■ PROBLEM
How many lines in the listing below include the word "când"? Answer with the number and nothing else.

+++

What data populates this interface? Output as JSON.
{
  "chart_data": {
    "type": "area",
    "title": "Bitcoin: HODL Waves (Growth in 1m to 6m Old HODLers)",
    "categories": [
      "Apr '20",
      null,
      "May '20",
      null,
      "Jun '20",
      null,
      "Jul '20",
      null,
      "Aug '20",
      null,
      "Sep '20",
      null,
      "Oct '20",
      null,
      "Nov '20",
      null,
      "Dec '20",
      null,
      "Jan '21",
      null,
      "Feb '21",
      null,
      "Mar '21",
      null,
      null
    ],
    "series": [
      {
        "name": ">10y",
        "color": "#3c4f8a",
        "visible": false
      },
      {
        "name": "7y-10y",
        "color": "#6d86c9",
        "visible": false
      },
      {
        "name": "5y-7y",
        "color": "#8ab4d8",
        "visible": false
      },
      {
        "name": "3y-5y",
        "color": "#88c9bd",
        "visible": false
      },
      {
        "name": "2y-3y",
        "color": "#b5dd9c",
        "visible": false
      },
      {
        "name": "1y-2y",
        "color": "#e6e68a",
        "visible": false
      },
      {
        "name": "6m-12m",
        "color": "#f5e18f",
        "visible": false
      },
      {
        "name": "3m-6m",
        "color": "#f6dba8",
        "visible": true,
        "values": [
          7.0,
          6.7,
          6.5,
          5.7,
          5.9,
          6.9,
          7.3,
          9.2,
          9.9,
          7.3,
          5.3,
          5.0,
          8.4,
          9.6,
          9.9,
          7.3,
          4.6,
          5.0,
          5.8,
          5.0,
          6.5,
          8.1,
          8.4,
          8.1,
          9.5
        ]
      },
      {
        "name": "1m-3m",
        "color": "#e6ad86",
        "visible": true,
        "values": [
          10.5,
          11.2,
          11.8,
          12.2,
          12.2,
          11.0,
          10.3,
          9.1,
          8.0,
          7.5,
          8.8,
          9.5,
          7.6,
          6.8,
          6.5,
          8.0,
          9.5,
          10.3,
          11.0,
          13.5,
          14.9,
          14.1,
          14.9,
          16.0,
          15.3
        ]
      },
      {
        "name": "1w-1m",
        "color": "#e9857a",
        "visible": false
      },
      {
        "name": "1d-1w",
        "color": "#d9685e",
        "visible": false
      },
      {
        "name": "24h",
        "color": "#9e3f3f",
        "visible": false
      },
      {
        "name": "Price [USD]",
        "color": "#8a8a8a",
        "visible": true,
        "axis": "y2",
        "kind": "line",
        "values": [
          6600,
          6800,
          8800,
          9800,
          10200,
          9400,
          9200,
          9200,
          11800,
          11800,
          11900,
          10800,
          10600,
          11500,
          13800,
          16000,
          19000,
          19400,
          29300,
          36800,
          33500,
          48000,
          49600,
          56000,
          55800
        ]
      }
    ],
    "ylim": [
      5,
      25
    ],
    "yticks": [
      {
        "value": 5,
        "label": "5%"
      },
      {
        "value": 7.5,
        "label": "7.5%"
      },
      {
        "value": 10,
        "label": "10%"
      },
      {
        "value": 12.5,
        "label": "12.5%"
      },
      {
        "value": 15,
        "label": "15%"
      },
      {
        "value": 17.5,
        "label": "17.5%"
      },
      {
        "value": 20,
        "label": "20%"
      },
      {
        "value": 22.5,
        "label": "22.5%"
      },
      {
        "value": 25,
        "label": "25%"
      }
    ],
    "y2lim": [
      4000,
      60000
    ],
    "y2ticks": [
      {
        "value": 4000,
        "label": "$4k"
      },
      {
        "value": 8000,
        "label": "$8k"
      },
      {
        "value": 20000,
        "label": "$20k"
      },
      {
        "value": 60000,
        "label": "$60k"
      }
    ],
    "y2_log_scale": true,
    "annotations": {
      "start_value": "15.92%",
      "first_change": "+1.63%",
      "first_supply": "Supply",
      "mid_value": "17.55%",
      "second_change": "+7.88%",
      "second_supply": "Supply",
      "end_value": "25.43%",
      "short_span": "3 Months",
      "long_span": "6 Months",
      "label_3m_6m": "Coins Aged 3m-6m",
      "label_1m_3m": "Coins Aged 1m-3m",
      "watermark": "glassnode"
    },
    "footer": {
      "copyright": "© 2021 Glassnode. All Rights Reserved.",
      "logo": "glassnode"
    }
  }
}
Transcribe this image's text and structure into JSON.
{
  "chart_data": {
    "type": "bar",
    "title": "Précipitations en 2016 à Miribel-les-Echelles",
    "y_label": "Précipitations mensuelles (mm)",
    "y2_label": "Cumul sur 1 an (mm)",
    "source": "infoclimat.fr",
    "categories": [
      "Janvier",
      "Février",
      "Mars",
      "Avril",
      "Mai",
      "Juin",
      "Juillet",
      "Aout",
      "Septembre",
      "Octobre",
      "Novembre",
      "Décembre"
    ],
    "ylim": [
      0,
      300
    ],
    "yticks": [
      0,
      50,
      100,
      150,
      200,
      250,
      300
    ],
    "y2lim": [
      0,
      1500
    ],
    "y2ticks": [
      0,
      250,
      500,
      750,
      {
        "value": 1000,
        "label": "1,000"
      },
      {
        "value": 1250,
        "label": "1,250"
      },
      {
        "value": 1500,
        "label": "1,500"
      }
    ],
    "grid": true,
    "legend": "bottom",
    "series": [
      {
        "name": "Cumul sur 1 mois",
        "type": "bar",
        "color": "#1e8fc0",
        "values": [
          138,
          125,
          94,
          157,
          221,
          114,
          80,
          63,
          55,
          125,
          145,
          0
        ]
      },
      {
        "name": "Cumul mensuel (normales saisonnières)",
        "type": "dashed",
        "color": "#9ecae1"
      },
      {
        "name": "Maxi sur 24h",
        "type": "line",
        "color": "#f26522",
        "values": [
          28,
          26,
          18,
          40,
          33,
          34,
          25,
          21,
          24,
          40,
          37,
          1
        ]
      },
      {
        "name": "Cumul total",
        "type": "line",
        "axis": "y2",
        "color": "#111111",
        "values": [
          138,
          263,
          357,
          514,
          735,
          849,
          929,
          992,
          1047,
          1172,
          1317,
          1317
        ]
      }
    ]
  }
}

+++

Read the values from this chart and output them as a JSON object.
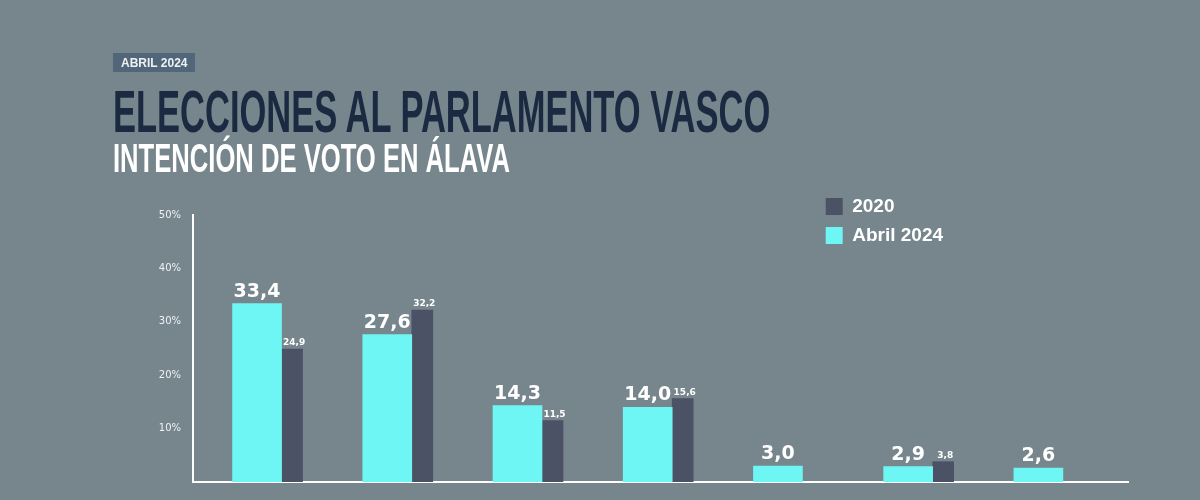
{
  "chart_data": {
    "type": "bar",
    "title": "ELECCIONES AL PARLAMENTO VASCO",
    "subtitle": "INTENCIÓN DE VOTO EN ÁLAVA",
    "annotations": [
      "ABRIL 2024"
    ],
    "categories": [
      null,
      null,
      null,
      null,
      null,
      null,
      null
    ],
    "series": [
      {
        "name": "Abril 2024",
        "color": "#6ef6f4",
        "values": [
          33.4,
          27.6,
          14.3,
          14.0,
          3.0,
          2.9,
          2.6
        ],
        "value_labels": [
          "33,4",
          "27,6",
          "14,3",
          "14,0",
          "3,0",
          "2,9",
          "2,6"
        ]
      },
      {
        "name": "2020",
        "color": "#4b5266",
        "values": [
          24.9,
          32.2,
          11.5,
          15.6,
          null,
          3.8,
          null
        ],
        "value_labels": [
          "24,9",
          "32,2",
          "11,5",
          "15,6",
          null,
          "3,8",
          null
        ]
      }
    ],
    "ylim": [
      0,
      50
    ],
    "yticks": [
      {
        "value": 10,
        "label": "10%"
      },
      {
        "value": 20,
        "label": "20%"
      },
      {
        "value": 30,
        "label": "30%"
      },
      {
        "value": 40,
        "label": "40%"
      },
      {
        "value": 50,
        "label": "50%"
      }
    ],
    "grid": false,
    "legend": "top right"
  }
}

+++

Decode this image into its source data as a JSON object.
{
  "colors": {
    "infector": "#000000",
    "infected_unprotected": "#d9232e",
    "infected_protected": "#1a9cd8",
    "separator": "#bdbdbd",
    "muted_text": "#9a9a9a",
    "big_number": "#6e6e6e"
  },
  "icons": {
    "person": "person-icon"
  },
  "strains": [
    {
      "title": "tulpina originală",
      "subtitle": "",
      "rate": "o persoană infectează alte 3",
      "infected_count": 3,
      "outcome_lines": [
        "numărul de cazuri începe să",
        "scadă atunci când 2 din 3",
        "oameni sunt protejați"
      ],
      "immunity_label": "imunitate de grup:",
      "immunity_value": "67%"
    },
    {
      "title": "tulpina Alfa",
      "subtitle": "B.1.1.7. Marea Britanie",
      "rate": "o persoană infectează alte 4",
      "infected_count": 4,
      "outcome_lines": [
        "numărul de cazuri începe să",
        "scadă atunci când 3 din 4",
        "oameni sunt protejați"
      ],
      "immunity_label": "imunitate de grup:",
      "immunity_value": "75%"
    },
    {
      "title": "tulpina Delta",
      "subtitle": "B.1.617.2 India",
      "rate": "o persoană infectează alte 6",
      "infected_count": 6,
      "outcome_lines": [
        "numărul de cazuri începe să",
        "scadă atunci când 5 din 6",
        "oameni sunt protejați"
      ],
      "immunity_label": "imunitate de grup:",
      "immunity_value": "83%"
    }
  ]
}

+++

■ RESULT OF THE TASK
3